#### Exercise prompt
Don't copy the pictures; return every other part of the records exactly.

Source records

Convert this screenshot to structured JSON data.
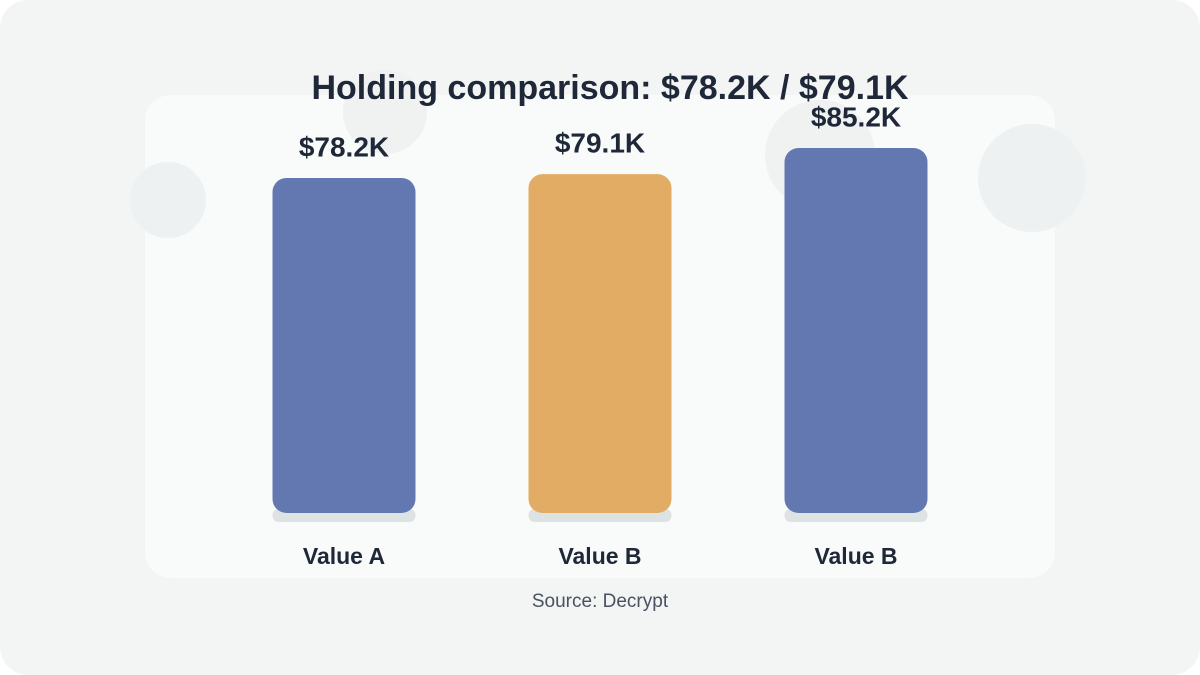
{
  "chart_data": {
    "type": "bar",
    "title": "Holding comparison: $78.2K / $79.1K",
    "categories": [
      "Value A",
      "Value B",
      "Value B"
    ],
    "values": [
      78.2,
      79.1,
      85.2
    ],
    "value_labels": [
      "$78.2K",
      "$79.1K",
      "$85.2K"
    ],
    "colors": [
      "#6378b0",
      "#e2ac64",
      "#6378b0"
    ],
    "source": "Source: Decrypt"
  }
}
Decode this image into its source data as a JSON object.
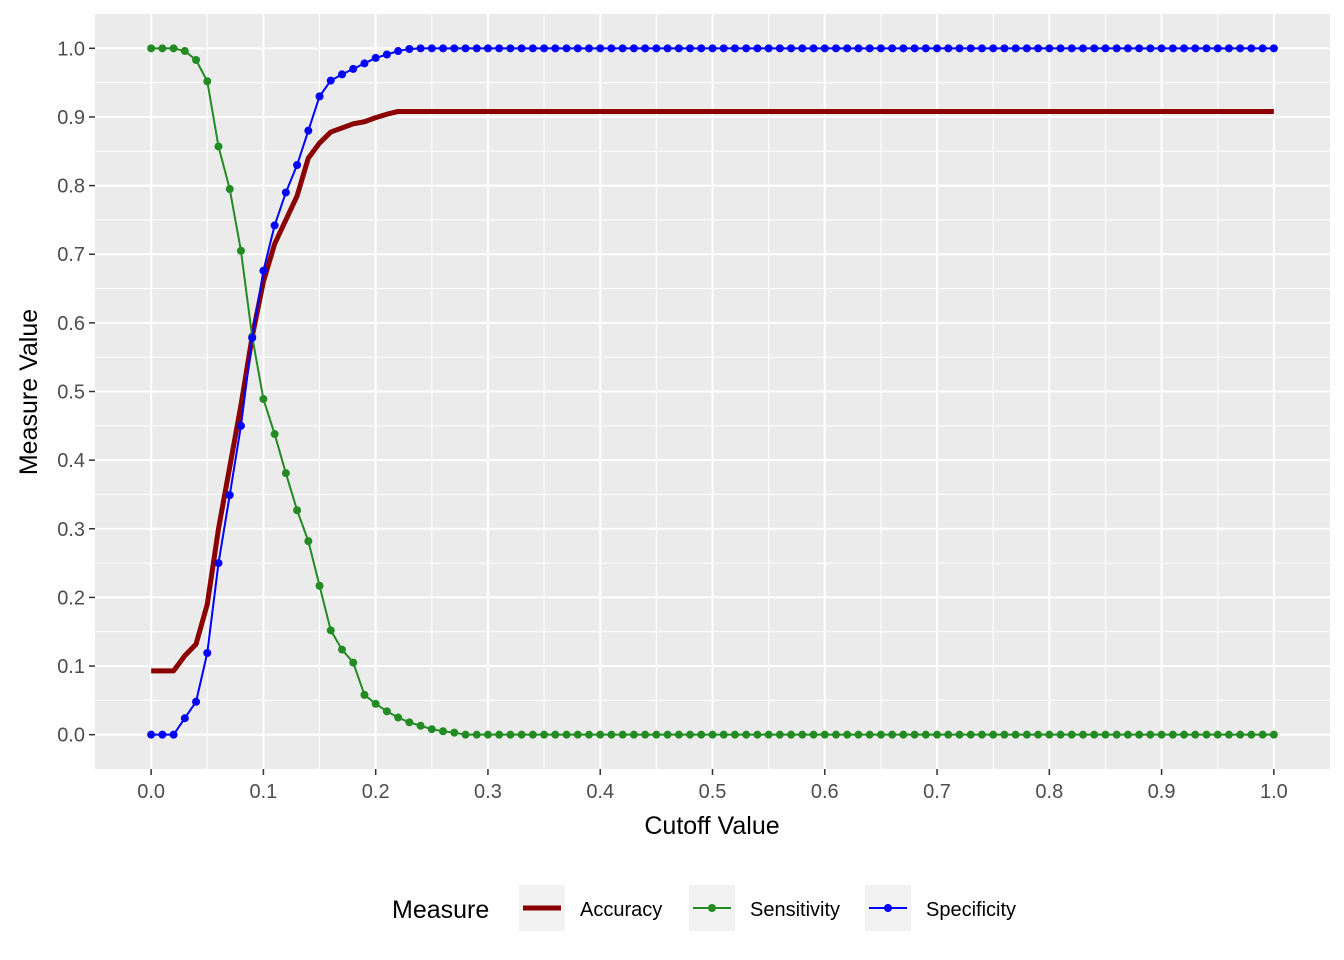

#### Answer to the exercise
Convert this screenshot to structured JSON data.
{
  "chart_data": {
    "type": "bar",
    "title": "Holding comparison: $78.2K / $79.1K",
    "categories": [
      "Value A",
      "Value B",
      "Value B"
    ],
    "values": [
      78.2,
      79.1,
      85.2
    ],
    "value_labels": [
      "$78.2K",
      "$79.1K",
      "$85.2K"
    ],
    "colors": [
      "#6378b0",
      "#e2ac64",
      "#6378b0"
    ],
    "source": "Source: Decrypt"
  }
}
Decode this image into its source data as a JSON object.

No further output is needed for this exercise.